▶ [Recorded data]
--------------------------------------------------
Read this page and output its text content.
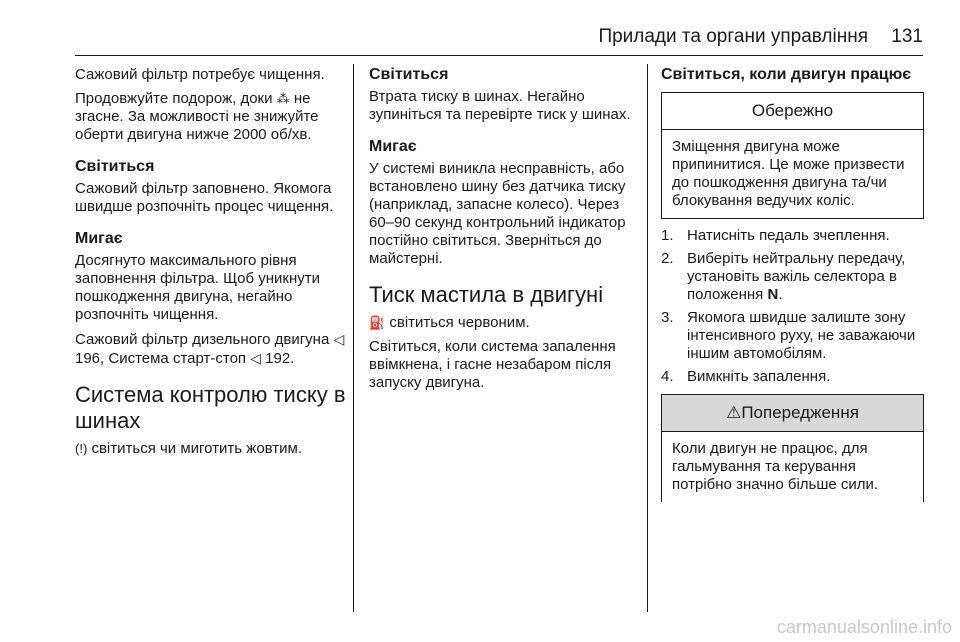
Прилади та органи управління 131

Сажовий фільтр потребує чищення.

Продовжуйте подорож, доки ⁂ не згасне. За можливості не знижуйте оберти двигуна нижче 2000 об/хв.

Світиться

Сажовий фільтр заповнено. Якомога швидше розпочніть процес чищення.

Мигає

Досягнуто максимального рівня заповнення фільтра. Щоб уникнути пошкодження двигуна, негайно розпочніть чищення.

Сажовий фільтр дизельного двигуна ◁ 196, Система старт-стоп ◁ 192.

Система контролю тиску в шинах

(!) світиться чи миготить жовтим.

Світиться

Втрата тиску в шинах. Негайно зупиніться та перевірте тиск у шинах.

Мигає

У системі виникла несправність, або встановлено шину без датчика тиску (наприклад, запасне колесо). Через 60–90 секунд контрольний індикатор постійно світиться. Зверніться до майстерні.

Тиск мастила в двигуні

⛽ світиться червоним.

Світиться, коли система запалення ввімкнена, і гасне незабаром після запуску двигуна.

Світиться, коли двигун працює
Обережно
Зміщення двигуна може припинитися. Це може призвести до пошкодження двигуна та/чи блокування ведучих коліс.
1. Натисніть педаль зчеплення.
2. Виберіть нейтральну передачу, установіть важіль селектора в положення N.
3. Якомога швидше залиште зону інтенсивного руху, не заважаючи іншим автомобілям.
4. Вимкніть запалення.
⚠Попередження
Коли двигун не працює, для гальмування та керування потрібно значно більше сили.
carmanualsonline.info
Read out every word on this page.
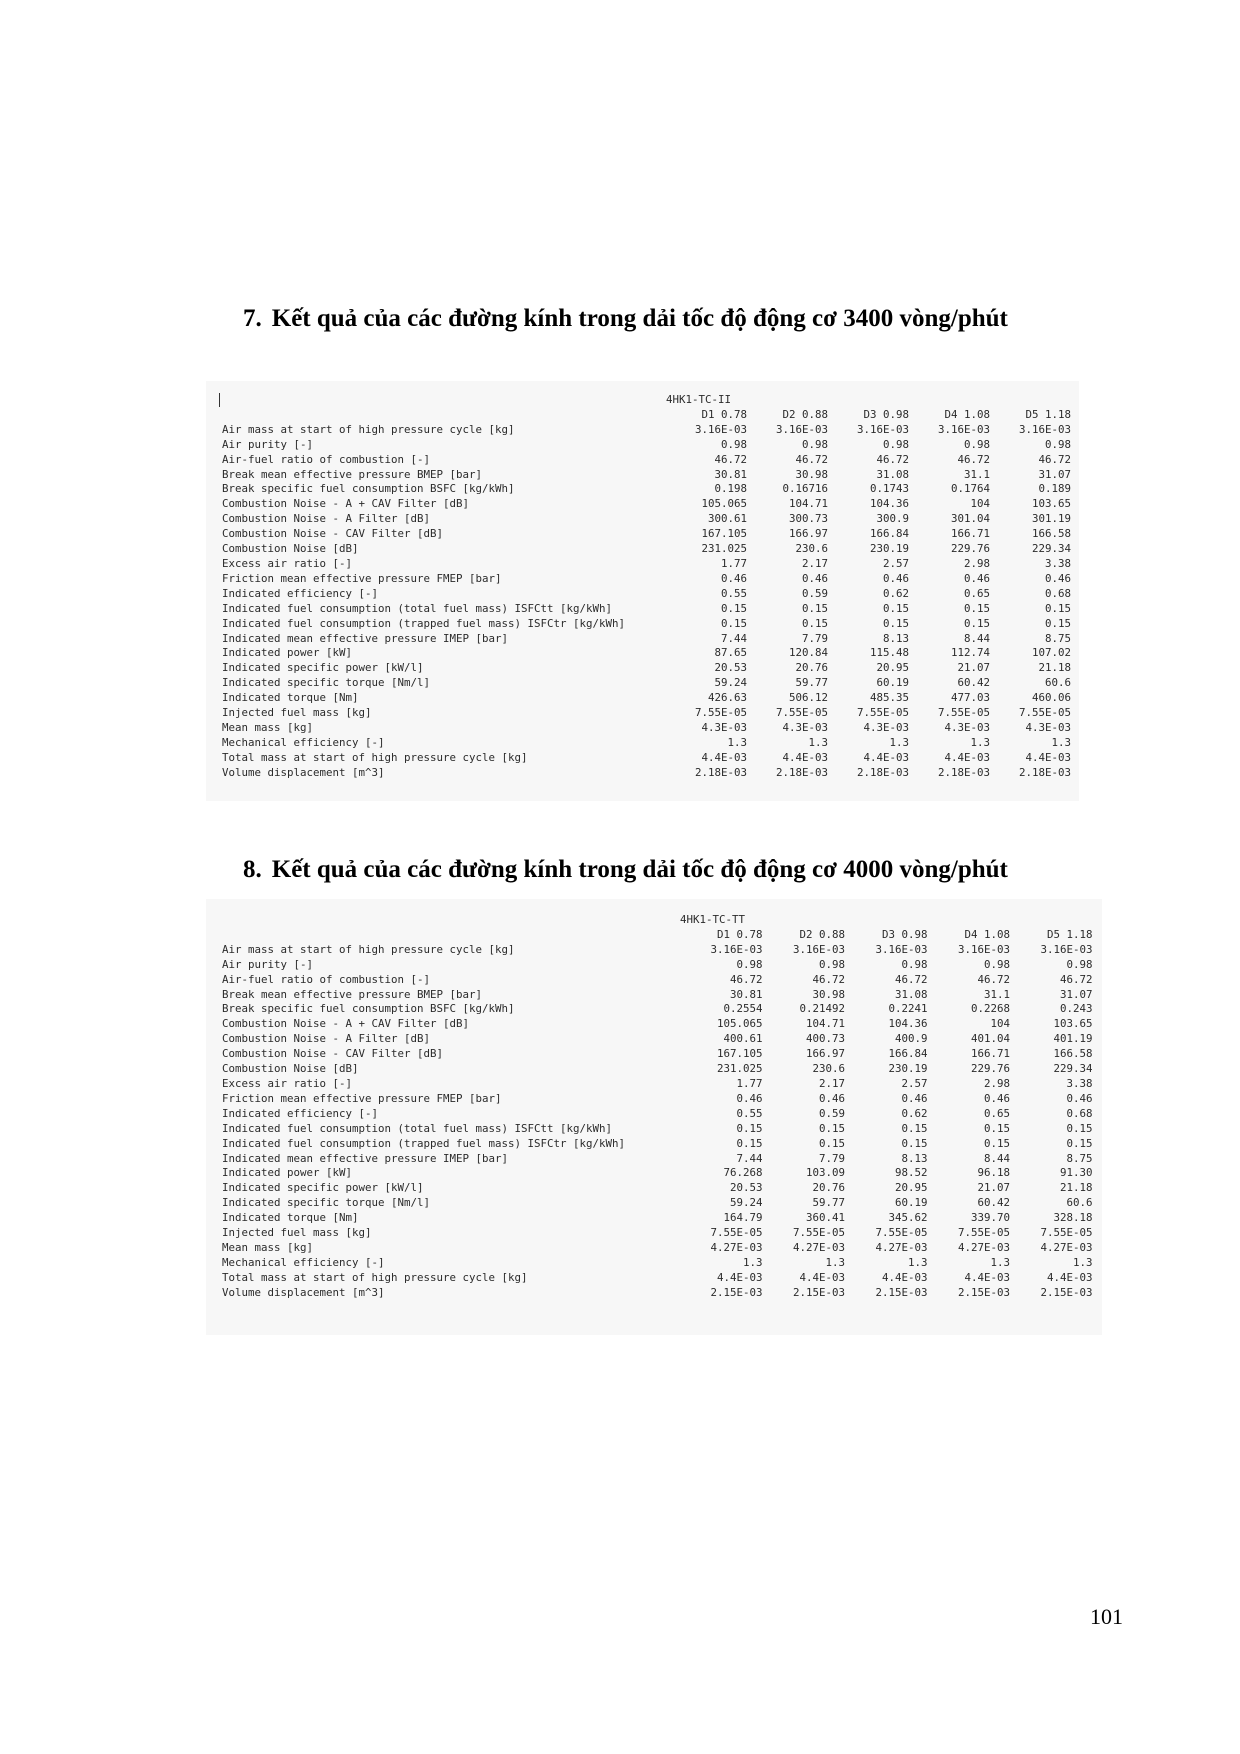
7. Kết quả của các đường kính trong dải tốc độ động cơ 3400 vòng/phút
	4HK1-TC-II				
	D1 0.78	D2 0.88	D3 0.98	D4 1.08	D5 1.18
Air mass at start of high pressure cycle [kg]	3.16E-03	3.16E-03	3.16E-03	3.16E-03	3.16E-03
Air purity [-]	0.98	0.98	0.98	0.98	0.98
Air-fuel ratio of combustion [-]	46.72	46.72	46.72	46.72	46.72
Break mean effective pressure BMEP [bar]	30.81	30.98	31.08	31.1	31.07
Break specific fuel consumption BSFC [kg/kWh]	0.198	0.16716	0.1743	0.1764	0.189
Combustion Noise - A + CAV Filter [dB]	105.065	104.71	104.36	104	103.65
Combustion Noise - A Filter [dB]	300.61	300.73	300.9	301.04	301.19
Combustion Noise - CAV Filter [dB]	167.105	166.97	166.84	166.71	166.58
Combustion Noise [dB]	231.025	230.6	230.19	229.76	229.34
Excess air ratio [-]	1.77	2.17	2.57	2.98	3.38
Friction mean effective pressure FMEP [bar]	0.46	0.46	0.46	0.46	0.46
Indicated efficiency [-]	0.55	0.59	0.62	0.65	0.68
Indicated fuel consumption (total fuel mass) ISFCtt [kg/kWh]	0.15	0.15	0.15	0.15	0.15
Indicated fuel consumption (trapped fuel mass) ISFCtr [kg/kWh]	0.15	0.15	0.15	0.15	0.15
Indicated mean effective pressure IMEP [bar]	7.44	7.79	8.13	8.44	8.75
Indicated power [kW]	87.65	120.84	115.48	112.74	107.02
Indicated specific power [kW/l]	20.53	20.76	20.95	21.07	21.18
Indicated specific torque [Nm/l]	59.24	59.77	60.19	60.42	60.6
Indicated torque [Nm]	426.63	506.12	485.35	477.03	460.06
Injected fuel mass [kg]	7.55E-05	7.55E-05	7.55E-05	7.55E-05	7.55E-05
Mean mass [kg]	4.3E-03	4.3E-03	4.3E-03	4.3E-03	4.3E-03
Mechanical efficiency [-]	1.3	1.3	1.3	1.3	1.3
Total mass at start of high pressure cycle [kg]	4.4E-03	4.4E-03	4.4E-03	4.4E-03	4.4E-03
Volume displacement [m^3]	2.18E-03	2.18E-03	2.18E-03	2.18E-03	2.18E-03
8. Kết quả của các đường kính trong dải tốc độ động cơ 4000 vòng/phút
	4HK1-TC-TT				
	D1 0.78	D2 0.88	D3 0.98	D4 1.08	D5 1.18
Air mass at start of high pressure cycle [kg]	3.16E-03	3.16E-03	3.16E-03	3.16E-03	3.16E-03
Air purity [-]	0.98	0.98	0.98	0.98	0.98
Air-fuel ratio of combustion [-]	46.72	46.72	46.72	46.72	46.72
Break mean effective pressure BMEP [bar]	30.81	30.98	31.08	31.1	31.07
Break specific fuel consumption BSFC [kg/kWh]	0.2554	0.21492	0.2241	0.2268	0.243
Combustion Noise - A + CAV Filter [dB]	105.065	104.71	104.36	104	103.65
Combustion Noise - A Filter [dB]	400.61	400.73	400.9	401.04	401.19
Combustion Noise - CAV Filter [dB]	167.105	166.97	166.84	166.71	166.58
Combustion Noise [dB]	231.025	230.6	230.19	229.76	229.34
Excess air ratio [-]	1.77	2.17	2.57	2.98	3.38
Friction mean effective pressure FMEP [bar]	0.46	0.46	0.46	0.46	0.46
Indicated efficiency [-]	0.55	0.59	0.62	0.65	0.68
Indicated fuel consumption (total fuel mass) ISFCtt [kg/kWh]	0.15	0.15	0.15	0.15	0.15
Indicated fuel consumption (trapped fuel mass) ISFCtr [kg/kWh]	0.15	0.15	0.15	0.15	0.15
Indicated mean effective pressure IMEP [bar]	7.44	7.79	8.13	8.44	8.75
Indicated power [kW]	76.268	103.09	98.52	96.18	91.30
Indicated specific power [kW/l]	20.53	20.76	20.95	21.07	21.18
Indicated specific torque [Nm/l]	59.24	59.77	60.19	60.42	60.6
Indicated torque [Nm]	164.79	360.41	345.62	339.70	328.18
Injected fuel mass [kg]	7.55E-05	7.55E-05	7.55E-05	7.55E-05	7.55E-05
Mean mass [kg]	4.27E-03	4.27E-03	4.27E-03	4.27E-03	4.27E-03
Mechanical efficiency [-]	1.3	1.3	1.3	1.3	1.3
Total mass at start of high pressure cycle [kg]	4.4E-03	4.4E-03	4.4E-03	4.4E-03	4.4E-03
Volume displacement [m^3]	2.15E-03	2.15E-03	2.15E-03	2.15E-03	2.15E-03
101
--------------------------------------------------
▶ [WHAT TO PRODUCE] Search the records above for the string "розпочніть". Copy every line that contains it.

▶ [WORKED SOLUTION]
Сажовий фільтр заповнено. Якомога швидше розпочніть процес чищення.
Досягнуто максимального рівня заповнення фільтра. Щоб уникнути пошкодження двигуна, негайно розпочніть чищення.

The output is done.